To be done
Quote every entry word for word.
----------
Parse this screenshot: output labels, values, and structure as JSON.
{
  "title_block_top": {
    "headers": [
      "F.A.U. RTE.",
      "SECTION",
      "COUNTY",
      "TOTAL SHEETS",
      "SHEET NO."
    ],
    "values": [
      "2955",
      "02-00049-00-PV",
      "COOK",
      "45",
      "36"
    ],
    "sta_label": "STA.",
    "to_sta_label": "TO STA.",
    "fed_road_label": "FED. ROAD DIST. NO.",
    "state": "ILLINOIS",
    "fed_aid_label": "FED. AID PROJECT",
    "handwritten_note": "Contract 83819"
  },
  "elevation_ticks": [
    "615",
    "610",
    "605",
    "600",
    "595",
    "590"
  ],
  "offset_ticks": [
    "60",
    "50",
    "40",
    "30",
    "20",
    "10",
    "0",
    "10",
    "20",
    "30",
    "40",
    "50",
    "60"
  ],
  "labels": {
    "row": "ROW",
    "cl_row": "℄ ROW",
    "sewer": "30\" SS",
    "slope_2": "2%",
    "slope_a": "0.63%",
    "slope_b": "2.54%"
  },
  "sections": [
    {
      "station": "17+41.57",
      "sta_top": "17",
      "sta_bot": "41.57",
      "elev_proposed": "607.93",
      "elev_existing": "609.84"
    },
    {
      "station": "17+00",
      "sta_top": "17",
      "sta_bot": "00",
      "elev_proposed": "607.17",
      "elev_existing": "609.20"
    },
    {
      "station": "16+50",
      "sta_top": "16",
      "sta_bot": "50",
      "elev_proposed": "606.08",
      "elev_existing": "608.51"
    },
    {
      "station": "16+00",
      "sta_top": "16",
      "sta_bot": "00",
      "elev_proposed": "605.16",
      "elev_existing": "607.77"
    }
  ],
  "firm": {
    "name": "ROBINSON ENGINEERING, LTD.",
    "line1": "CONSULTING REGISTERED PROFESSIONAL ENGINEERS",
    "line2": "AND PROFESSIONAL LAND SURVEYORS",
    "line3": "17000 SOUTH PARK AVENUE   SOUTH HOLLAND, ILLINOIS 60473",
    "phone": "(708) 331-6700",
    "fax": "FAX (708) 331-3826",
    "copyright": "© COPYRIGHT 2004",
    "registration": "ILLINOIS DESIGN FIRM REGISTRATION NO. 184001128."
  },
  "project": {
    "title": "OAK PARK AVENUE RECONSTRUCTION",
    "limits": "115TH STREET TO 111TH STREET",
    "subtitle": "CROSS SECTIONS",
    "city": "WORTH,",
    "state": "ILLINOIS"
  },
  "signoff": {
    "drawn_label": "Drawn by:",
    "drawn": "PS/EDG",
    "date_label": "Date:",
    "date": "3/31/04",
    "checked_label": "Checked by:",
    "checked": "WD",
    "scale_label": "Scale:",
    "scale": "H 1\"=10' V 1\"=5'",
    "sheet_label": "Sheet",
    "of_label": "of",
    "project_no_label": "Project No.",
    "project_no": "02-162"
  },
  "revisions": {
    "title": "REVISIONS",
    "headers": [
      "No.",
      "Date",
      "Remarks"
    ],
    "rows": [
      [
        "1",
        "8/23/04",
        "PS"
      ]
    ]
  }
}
----------
Worked solution
Parse this screenshot: output labels, values, and structure as JSON.
{
  "title_block_top": {
    "headers": [
      "F.A.U. RTE.",
      "SECTION",
      "COUNTY",
      "TOTAL SHEETS",
      "SHEET NO."
    ],
    "values": [
      "2955",
      "02-00049-00-PV",
      "COOK",
      "45",
      "36"
    ],
    "sta_label": "STA.",
    "to_sta_label": "TO STA.",
    "fed_road_label": "FED. ROAD DIST. NO.",
    "state": "ILLINOIS",
    "fed_aid_label": "FED. AID PROJECT",
    "handwritten_note": "Contract 83819"
  },
  "elevation_ticks": [
    "615",
    "610",
    "605",
    "600",
    "595",
    "590"
  ],
  "offset_ticks": [
    "60",
    "50",
    "40",
    "30",
    "20",
    "10",
    "0",
    "10",
    "20",
    "30",
    "40",
    "50",
    "60"
  ],
  "labels": {
    "row": "ROW",
    "cl_row": "℄ ROW",
    "sewer": "30\" SS",
    "slope_2": "2%",
    "slope_a": "0.63%",
    "slope_b": "2.54%"
  },
  "sections": [
    {
      "station": "17+41.57",
      "sta_top": "17",
      "sta_bot": "41.57",
      "elev_proposed": "607.93",
      "elev_existing": "609.84"
    },
    {
      "station": "17+00",
      "sta_top": "17",
      "sta_bot": "00",
      "elev_proposed": "607.17",
      "elev_existing": "609.20"
    },
    {
      "station": "16+50",
      "sta_top": "16",
      "sta_bot": "50",
      "elev_proposed": "606.08",
      "elev_existing": "608.51"
    },
    {
      "station": "16+00",
      "sta_top": "16",
      "sta_bot": "00",
      "elev_proposed": "605.16",
      "elev_existing": "607.77"
    }
  ],
  "firm": {
    "name": "ROBINSON ENGINEERING, LTD.",
    "line1": "CONSULTING REGISTERED PROFESSIONAL ENGINEERS",
    "line2": "AND PROFESSIONAL LAND SURVEYORS",
    "line3": "17000 SOUTH PARK AVENUE   SOUTH HOLLAND, ILLINOIS 60473",
    "phone": "(708) 331-6700",
    "fax": "FAX (708) 331-3826",
    "copyright": "© COPYRIGHT 2004",
    "registration": "ILLINOIS DESIGN FIRM REGISTRATION NO. 184001128."
  },
  "project": {
    "title": "OAK PARK AVENUE RECONSTRUCTION",
    "limits": "115TH STREET TO 111TH STREET",
    "subtitle": "CROSS SECTIONS",
    "city": "WORTH,",
    "state": "ILLINOIS"
  },
  "signoff": {
    "drawn_label": "Drawn by:",
    "drawn": "PS/EDG",
    "date_label": "Date:",
    "date": "3/31/04",
    "checked_label": "Checked by:",
    "checked": "WD",
    "scale_label": "Scale:",
    "scale": "H 1\"=10' V 1\"=5'",
    "sheet_label": "Sheet",
    "of_label": "of",
    "project_no_label": "Project No.",
    "project_no": "02-162"
  },
  "revisions": {
    "title": "REVISIONS",
    "headers": [
      "No.",
      "Date",
      "Remarks"
    ],
    "rows": [
      [
        "1",
        "8/23/04",
        "PS"
      ]
    ]
  }
}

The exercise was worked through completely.